Leasehold and Freehold Reform Bill Debate
Full Debate: Read Full DebateLord Khan of Burnley
Main Page: Lord Khan of Burnley (Labour - Life peer)Department Debates - View all Lord Khan of Burnley's debates with the Ministry of Housing, Communities and Local Government
(7 months ago)
Lords ChamberMy Lords, I will speak to Amendment 57 in the name of my noble friend Lady Taylor of Stevenage. Schedule 9 makes provision for a new enfranchisement right to buy out the ground rent and to vary it permanently to replace the relevant part of the rent with a peppercorn rent, without having to extend the lease. We welcome the intent of the schedule. The reform will ensure that leaseholders can enjoy reduced premiums and secure nominal ground rent ownership of their properties, without the need to go through the challenge and expense of repeated lease extensions.
The schedule implements the Law Commission’s recommendation for the right to extinguish the ground rent only. However, we have brought an amendment that would delete the Government’s proposed 150-year threshold, to press the Minister on the reason for which the Government have decided to confer that right only on leaseholders with leases with an unexpired term of more than 150 years.

Data shown:

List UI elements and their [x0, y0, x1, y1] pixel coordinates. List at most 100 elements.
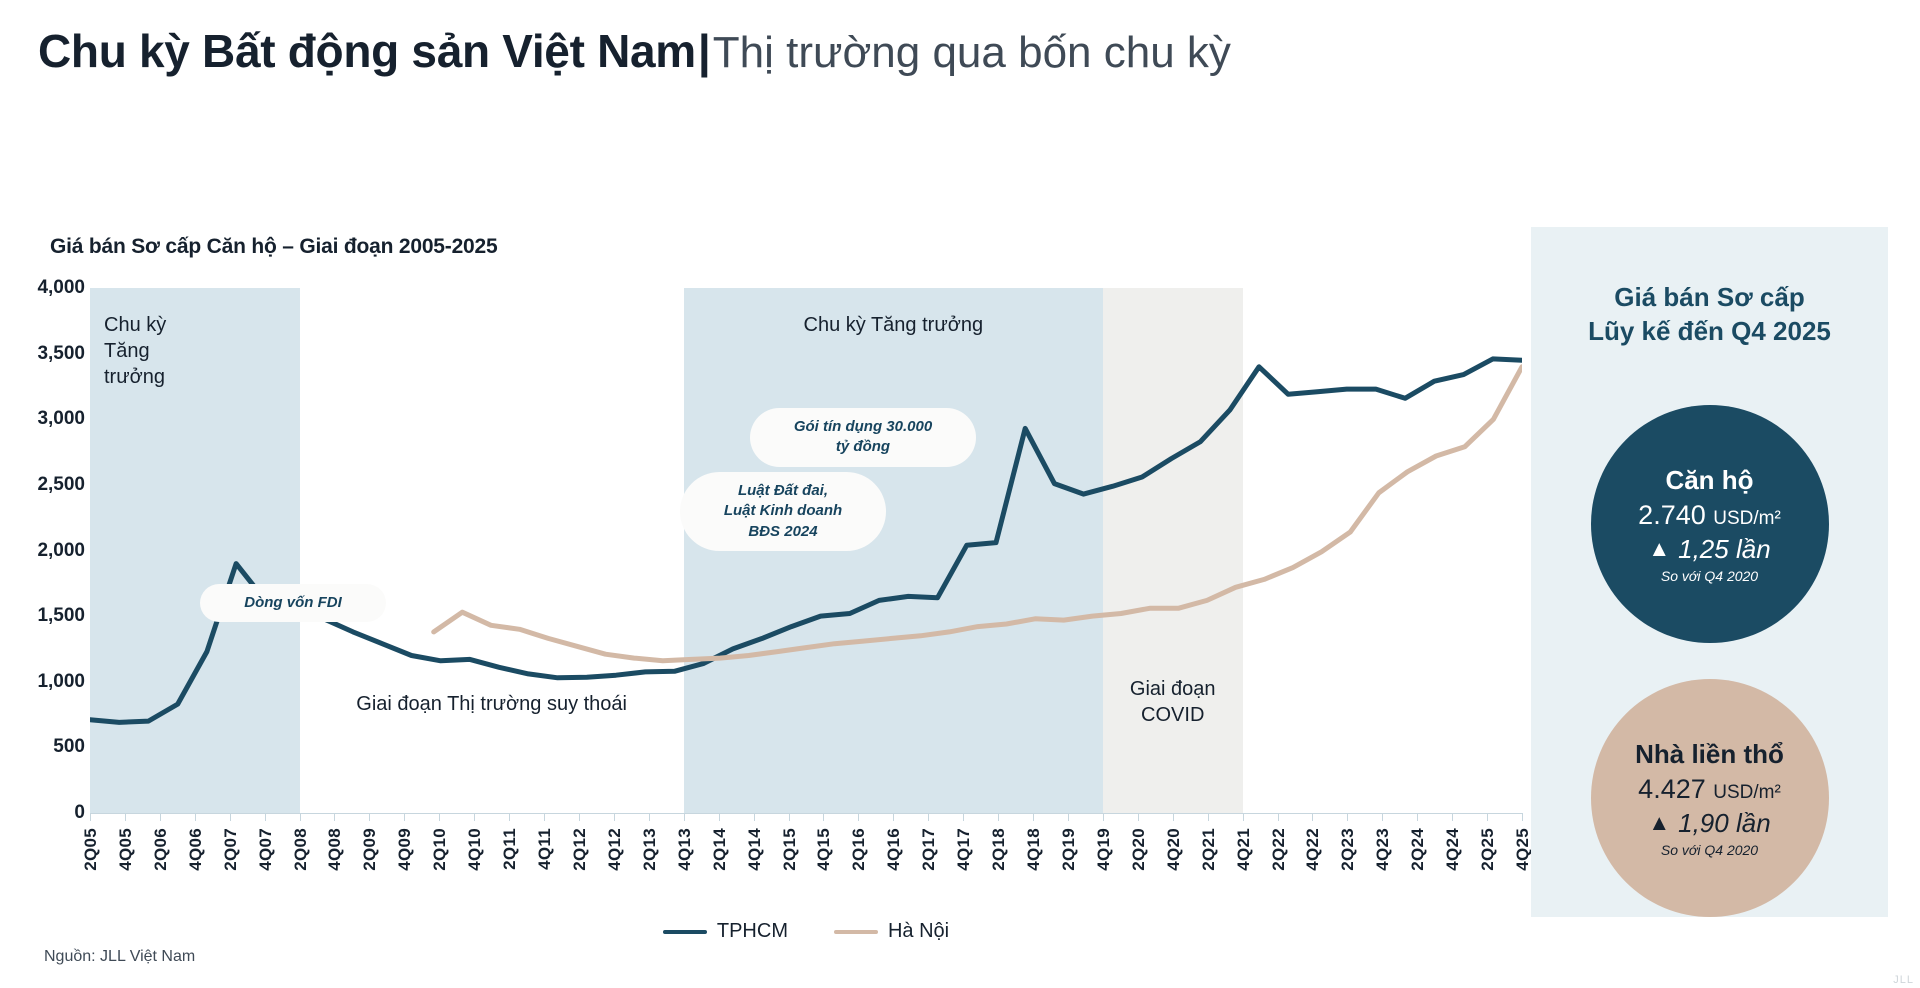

Task requirements:
1. Reproduce word for word the part of the Leasehold and Freehold Reform Bill debate that begins at the words "Lords ChamberMy Lords, I" and stops after "repeated lease extensions.".
2. In the Leasehold and Freehold Reform Bill debate, what unexpired lease term would leaseholders need under the Government's plan to receive the right to extinguish the ground rent only?

Solutions by task:
1.
Lords ChamberMy Lords, I will speak to Amendment 57 in the name of my noble friend Lady Taylor of Stevenage. Schedule 9 makes provision for a new enfranchisement right to buy out the ground rent and to vary it permanently to replace the relevant part of the rent with a peppercorn rent, without having to extend the lease. We welcome the intent of the schedule. The reform will ensure that leaseholders can enjoy reduced premiums and secure nominal ground rent ownership of their properties, without the need to go through the challenge and expense of repeated lease extensions.

2. More than 150 years.